_SHORT TASK_
Each record needs to be echoed exactly; can you do that?

Extracted records:
Start

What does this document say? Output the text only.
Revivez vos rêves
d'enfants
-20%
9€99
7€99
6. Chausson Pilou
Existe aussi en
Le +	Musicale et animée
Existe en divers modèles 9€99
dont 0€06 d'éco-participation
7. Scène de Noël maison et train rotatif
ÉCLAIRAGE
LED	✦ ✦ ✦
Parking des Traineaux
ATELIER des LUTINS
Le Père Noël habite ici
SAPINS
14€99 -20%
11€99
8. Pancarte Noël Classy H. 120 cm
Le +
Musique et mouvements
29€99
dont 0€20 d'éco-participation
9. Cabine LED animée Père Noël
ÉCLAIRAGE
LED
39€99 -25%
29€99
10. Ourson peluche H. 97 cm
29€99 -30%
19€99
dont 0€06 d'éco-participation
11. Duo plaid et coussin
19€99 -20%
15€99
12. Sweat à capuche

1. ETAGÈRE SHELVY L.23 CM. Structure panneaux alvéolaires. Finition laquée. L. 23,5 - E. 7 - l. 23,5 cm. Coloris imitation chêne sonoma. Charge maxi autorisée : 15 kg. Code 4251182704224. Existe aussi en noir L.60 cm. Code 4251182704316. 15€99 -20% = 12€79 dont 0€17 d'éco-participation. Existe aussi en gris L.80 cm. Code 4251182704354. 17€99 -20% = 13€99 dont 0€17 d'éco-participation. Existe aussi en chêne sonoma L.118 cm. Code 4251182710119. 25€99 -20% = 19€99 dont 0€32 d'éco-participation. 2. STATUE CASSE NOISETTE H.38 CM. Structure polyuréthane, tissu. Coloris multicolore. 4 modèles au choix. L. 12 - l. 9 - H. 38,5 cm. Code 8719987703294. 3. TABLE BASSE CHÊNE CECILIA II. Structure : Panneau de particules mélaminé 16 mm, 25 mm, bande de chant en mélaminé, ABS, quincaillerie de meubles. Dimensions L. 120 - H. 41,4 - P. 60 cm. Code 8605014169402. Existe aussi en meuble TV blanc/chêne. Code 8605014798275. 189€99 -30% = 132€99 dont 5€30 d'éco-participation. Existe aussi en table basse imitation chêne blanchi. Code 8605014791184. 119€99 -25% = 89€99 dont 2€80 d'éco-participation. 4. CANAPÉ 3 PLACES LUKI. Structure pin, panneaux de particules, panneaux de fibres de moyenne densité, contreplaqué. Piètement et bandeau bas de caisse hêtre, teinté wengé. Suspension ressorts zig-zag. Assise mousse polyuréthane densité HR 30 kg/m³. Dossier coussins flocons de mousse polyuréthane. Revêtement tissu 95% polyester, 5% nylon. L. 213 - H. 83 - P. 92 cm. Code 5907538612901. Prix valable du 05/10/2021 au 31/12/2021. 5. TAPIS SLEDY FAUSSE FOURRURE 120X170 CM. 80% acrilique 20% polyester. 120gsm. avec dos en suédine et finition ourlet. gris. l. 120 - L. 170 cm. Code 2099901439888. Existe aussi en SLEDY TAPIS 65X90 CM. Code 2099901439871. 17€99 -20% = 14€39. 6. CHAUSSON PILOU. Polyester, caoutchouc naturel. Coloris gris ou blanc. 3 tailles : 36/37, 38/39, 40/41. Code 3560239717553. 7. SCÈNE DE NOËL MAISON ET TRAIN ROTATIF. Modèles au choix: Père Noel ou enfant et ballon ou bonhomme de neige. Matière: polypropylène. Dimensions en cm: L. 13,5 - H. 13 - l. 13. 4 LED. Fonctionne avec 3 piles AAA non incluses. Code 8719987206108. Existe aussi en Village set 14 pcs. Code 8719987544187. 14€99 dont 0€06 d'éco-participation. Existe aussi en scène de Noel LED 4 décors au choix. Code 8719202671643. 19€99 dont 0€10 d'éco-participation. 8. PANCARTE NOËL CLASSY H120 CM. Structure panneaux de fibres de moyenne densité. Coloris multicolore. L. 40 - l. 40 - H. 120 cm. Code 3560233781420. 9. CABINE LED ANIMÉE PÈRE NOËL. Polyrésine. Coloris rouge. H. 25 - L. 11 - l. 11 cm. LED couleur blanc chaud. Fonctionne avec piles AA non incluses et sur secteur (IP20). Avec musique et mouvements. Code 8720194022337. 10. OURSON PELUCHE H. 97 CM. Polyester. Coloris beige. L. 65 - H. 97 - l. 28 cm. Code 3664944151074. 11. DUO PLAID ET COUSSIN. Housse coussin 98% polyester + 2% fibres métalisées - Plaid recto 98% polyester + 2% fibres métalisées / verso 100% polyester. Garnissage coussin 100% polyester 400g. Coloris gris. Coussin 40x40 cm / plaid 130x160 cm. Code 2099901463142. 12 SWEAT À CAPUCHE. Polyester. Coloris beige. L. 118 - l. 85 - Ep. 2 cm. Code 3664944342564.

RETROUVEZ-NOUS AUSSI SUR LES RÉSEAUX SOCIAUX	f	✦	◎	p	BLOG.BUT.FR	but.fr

End

_THE RESULT_
What does this document say? Output the text only.
Revivez vos rêves
d'enfants
-20%
9€99
7€99
6. Chausson Pilou
Existe aussi en
Le +	Musicale et animée
Existe en divers modèles 9€99
dont 0€06 d'éco-participation
7. Scène de Noël maison et train rotatif
ÉCLAIRAGE
LED	✦ ✦ ✦
Parking des Traineaux
ATELIER des LUTINS
Le Père Noël habite ici
SAPINS
14€99 -20%
11€99
8. Pancarte Noël Classy H. 120 cm
Le +
Musique et mouvements
29€99
dont 0€20 d'éco-participation
9. Cabine LED animée Père Noël
ÉCLAIRAGE
LED
39€99 -25%
29€99
10. Ourson peluche H. 97 cm
29€99 -30%
19€99
dont 0€06 d'éco-participation
11. Duo plaid et coussin
19€99 -20%
15€99
12. Sweat à capuche

1. ETAGÈRE SHELVY L.23 CM. Structure panneaux alvéolaires. Finition laquée. L. 23,5 - E. 7 - l. 23,5 cm. Coloris imitation chêne sonoma. Charge maxi autorisée : 15 kg. Code 4251182704224. Existe aussi en noir L.60 cm. Code 4251182704316. 15€99 -20% = 12€79 dont 0€17 d'éco-participation. Existe aussi en gris L.80 cm. Code 4251182704354. 17€99 -20% = 13€99 dont 0€17 d'éco-participation. Existe aussi en chêne sonoma L.118 cm. Code 4251182710119. 25€99 -20% = 19€99 dont 0€32 d'éco-participation. 2. STATUE CASSE NOISETTE H.38 CM. Structure polyuréthane, tissu. Coloris multicolore. 4 modèles au choix. L. 12 - l. 9 - H. 38,5 cm. Code 8719987703294. 3. TABLE BASSE CHÊNE CECILIA II. Structure : Panneau de particules mélaminé 16 mm, 25 mm, bande de chant en mélaminé, ABS, quincaillerie de meubles. Dimensions L. 120 - H. 41,4 - P. 60 cm. Code 8605014169402. Existe aussi en meuble TV blanc/chêne. Code 8605014798275. 189€99 -30% = 132€99 dont 5€30 d'éco-participation. Existe aussi en table basse imitation chêne blanchi. Code 8605014791184. 119€99 -25% = 89€99 dont 2€80 d'éco-participation. 4. CANAPÉ 3 PLACES LUKI. Structure pin, panneaux de particules, panneaux de fibres de moyenne densité, contreplaqué. Piètement et bandeau bas de caisse hêtre, teinté wengé. Suspension ressorts zig-zag. Assise mousse polyuréthane densité HR 30 kg/m³. Dossier coussins flocons de mousse polyuréthane. Revêtement tissu 95% polyester, 5% nylon. L. 213 - H. 83 - P. 92 cm. Code 5907538612901. Prix valable du 05/10/2021 au 31/12/2021. 5. TAPIS SLEDY FAUSSE FOURRURE 120X170 CM. 80% acrilique 20% polyester. 120gsm. avec dos en suédine et finition ourlet. gris. l. 120 - L. 170 cm. Code 2099901439888. Existe aussi en SLEDY TAPIS 65X90 CM. Code 2099901439871. 17€99 -20% = 14€39. 6. CHAUSSON PILOU. Polyester, caoutchouc naturel. Coloris gris ou blanc. 3 tailles : 36/37, 38/39, 40/41. Code 3560239717553. 7. SCÈNE DE NOËL MAISON ET TRAIN ROTATIF. Modèles au choix: Père Noel ou enfant et ballon ou bonhomme de neige. Matière: polypropylène. Dimensions en cm: L. 13,5 - H. 13 - l. 13. 4 LED. Fonctionne avec 3 piles AAA non incluses. Code 8719987206108. Existe aussi en Village set 14 pcs. Code 8719987544187. 14€99 dont 0€06 d'éco-participation. Existe aussi en scène de Noel LED 4 décors au choix. Code 8719202671643. 19€99 dont 0€10 d'éco-participation. 8. PANCARTE NOËL CLASSY H120 CM. Structure panneaux de fibres de moyenne densité. Coloris multicolore. L. 40 - l. 40 - H. 120 cm. Code 3560233781420. 9. CABINE LED ANIMÉE PÈRE NOËL. Polyrésine. Coloris rouge. H. 25 - L. 11 - l. 11 cm. LED couleur blanc chaud. Fonctionne avec piles AA non incluses et sur secteur (IP20). Avec musique et mouvements. Code 8720194022337. 10. OURSON PELUCHE H. 97 CM. Polyester. Coloris beige. L. 65 - H. 97 - l. 28 cm. Code 3664944151074. 11. DUO PLAID ET COUSSIN. Housse coussin 98% polyester + 2% fibres métalisées - Plaid recto 98% polyester + 2% fibres métalisées / verso 100% polyester. Garnissage coussin 100% polyester 400g. Coloris gris. Coussin 40x40 cm / plaid 130x160 cm. Code 2099901463142. 12 SWEAT À CAPUCHE. Polyester. Coloris beige. L. 118 - l. 85 - Ep. 2 cm. Code 3664944342564.

RETROUVEZ-NOUS AUSSI SUR LES RÉSEAUX SOCIAUX	f	✦	◎	p	BLOG.BUT.FR	but.fr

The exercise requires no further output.